[Goal]
Below are the records; reproduce all of them exactly but without any images.

[Data records]
^^^^^^^^

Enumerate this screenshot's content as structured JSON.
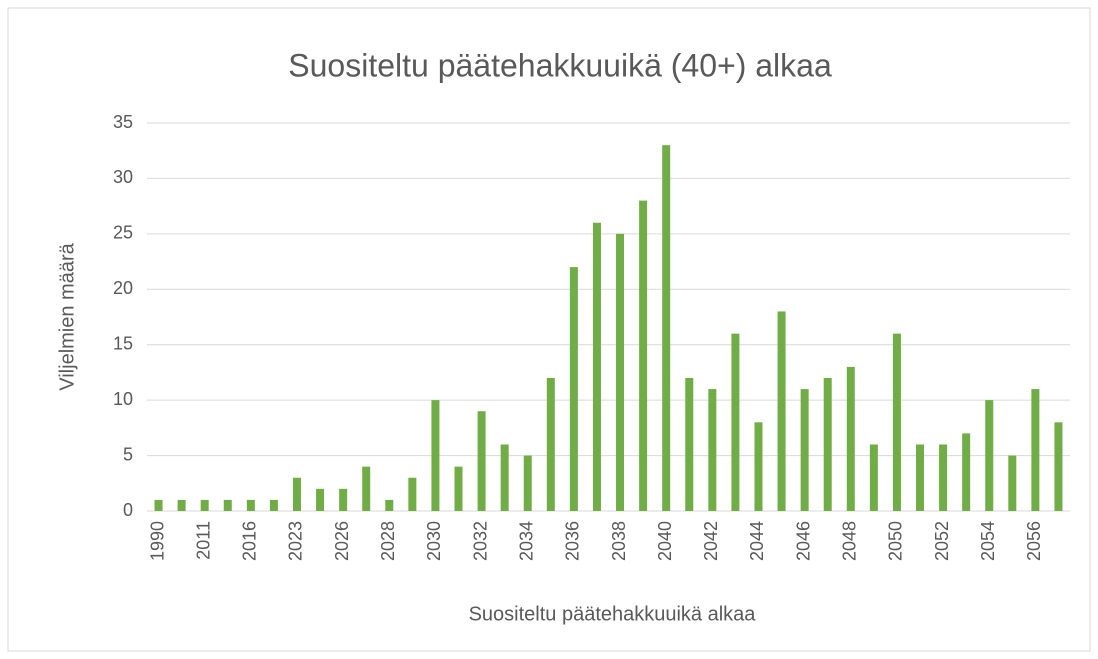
{
  "chart_data": {
    "type": "bar",
    "title": "Suositeltu päätehakkuuikä (40+) alkaa",
    "xlabel": "Suositeltu päätehakkuuikä alkaa",
    "ylabel": "Viljelmien määrä",
    "categories": [
      "1990",
      null,
      "2011",
      null,
      "2016",
      null,
      "2023",
      null,
      "2026",
      null,
      "2028",
      null,
      "2030",
      null,
      "2032",
      null,
      "2034",
      null,
      "2036",
      null,
      "2038",
      null,
      "2040",
      null,
      "2042",
      null,
      "2044",
      null,
      "2046",
      null,
      "2048",
      null,
      "2050",
      null,
      "2052",
      null,
      "2054",
      null,
      "2056",
      null
    ],
    "values": [
      1,
      1,
      1,
      1,
      1,
      1,
      3,
      2,
      2,
      4,
      1,
      3,
      10,
      4,
      9,
      6,
      5,
      12,
      22,
      26,
      25,
      28,
      33,
      12,
      11,
      16,
      8,
      18,
      11,
      12,
      13,
      6,
      16,
      6,
      6,
      7,
      10,
      5,
      11,
      8
    ],
    "color": "#70ad47",
    "ylim": [
      0,
      35
    ],
    "yticks": [
      0,
      5,
      10,
      15,
      20,
      25,
      30,
      35
    ],
    "grid": true
  }
}
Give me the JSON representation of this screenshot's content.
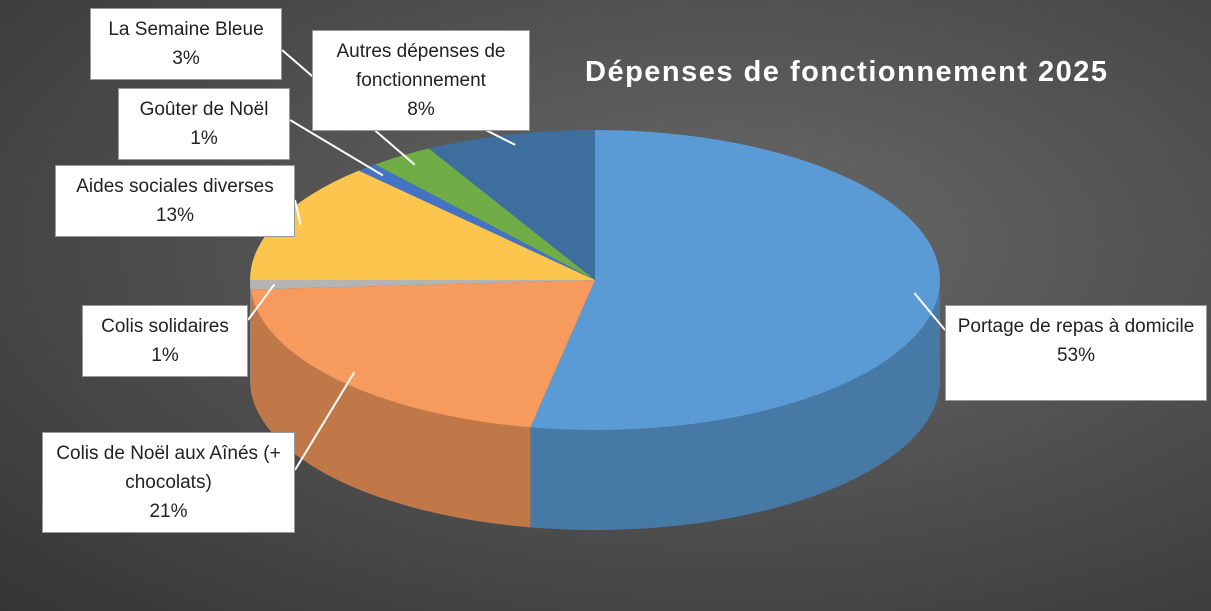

^^^^^^^^

[Final result]
Enumerate this screenshot's content as structured JSON.
{
  "chart_data": {
    "type": "bar",
    "title": "Suositeltu päätehakkuuikä (40+) alkaa",
    "xlabel": "Suositeltu päätehakkuuikä alkaa",
    "ylabel": "Viljelmien määrä",
    "categories": [
      "1990",
      null,
      "2011",
      null,
      "2016",
      null,
      "2023",
      null,
      "2026",
      null,
      "2028",
      null,
      "2030",
      null,
      "2032",
      null,
      "2034",
      null,
      "2036",
      null,
      "2038",
      null,
      "2040",
      null,
      "2042",
      null,
      "2044",
      null,
      "2046",
      null,
      "2048",
      null,
      "2050",
      null,
      "2052",
      null,
      "2054",
      null,
      "2056",
      null
    ],
    "values": [
      1,
      1,
      1,
      1,
      1,
      1,
      3,
      2,
      2,
      4,
      1,
      3,
      10,
      4,
      9,
      6,
      5,
      12,
      22,
      26,
      25,
      28,
      33,
      12,
      11,
      16,
      8,
      18,
      11,
      12,
      13,
      6,
      16,
      6,
      6,
      7,
      10,
      5,
      11,
      8
    ],
    "color": "#70ad47",
    "ylim": [
      0,
      35
    ],
    "yticks": [
      0,
      5,
      10,
      15,
      20,
      25,
      30,
      35
    ],
    "grid": true
  }
}
Give me the JSON representation of this screenshot's content.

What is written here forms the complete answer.